> Exercise requirements
Find the line that contains "Output a JSON". Then set down that line and all the lines after it, to the end of the records, exactly and with nothing added.

--- Data for this exercise ---

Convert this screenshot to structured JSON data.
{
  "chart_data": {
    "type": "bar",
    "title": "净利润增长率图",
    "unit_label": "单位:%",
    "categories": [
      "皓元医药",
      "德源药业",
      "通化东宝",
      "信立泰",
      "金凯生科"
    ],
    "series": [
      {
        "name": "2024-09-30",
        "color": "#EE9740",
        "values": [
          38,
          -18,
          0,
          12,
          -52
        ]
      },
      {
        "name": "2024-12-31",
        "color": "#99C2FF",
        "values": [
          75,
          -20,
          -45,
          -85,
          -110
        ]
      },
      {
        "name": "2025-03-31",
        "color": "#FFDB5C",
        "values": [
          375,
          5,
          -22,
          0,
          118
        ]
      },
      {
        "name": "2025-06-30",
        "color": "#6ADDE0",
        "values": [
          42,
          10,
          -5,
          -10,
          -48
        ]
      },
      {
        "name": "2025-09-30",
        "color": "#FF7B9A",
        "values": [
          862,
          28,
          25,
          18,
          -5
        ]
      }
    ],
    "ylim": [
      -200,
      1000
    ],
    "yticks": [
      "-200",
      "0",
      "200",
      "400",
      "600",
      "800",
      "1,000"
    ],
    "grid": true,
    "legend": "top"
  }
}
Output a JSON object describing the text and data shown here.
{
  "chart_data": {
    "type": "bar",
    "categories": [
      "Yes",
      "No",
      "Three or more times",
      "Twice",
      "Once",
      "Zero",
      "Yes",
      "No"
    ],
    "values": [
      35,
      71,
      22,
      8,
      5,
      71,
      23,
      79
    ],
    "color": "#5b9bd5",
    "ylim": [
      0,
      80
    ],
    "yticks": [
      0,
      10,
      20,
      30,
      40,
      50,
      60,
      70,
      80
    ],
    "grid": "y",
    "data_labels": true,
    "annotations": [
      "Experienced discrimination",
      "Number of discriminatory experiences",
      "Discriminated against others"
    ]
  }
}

---

> The reply
Output a JSON object describing the text and data shown here.
{
  "chart_data": {
    "type": "bar",
    "categories": [
      "Yes",
      "No",
      "Three or more times",
      "Twice",
      "Once",
      "Zero",
      "Yes",
      "No"
    ],
    "values": [
      35,
      71,
      22,
      8,
      5,
      71,
      23,
      79
    ],
    "color": "#5b9bd5",
    "ylim": [
      0,
      80
    ],
    "yticks": [
      0,
      10,
      20,
      30,
      40,
      50,
      60,
      70,
      80
    ],
    "grid": "y",
    "data_labels": true,
    "annotations": [
      "Experienced discrimination",
      "Number of discriminatory experiences",
      "Discriminated against others"
    ]
  }
}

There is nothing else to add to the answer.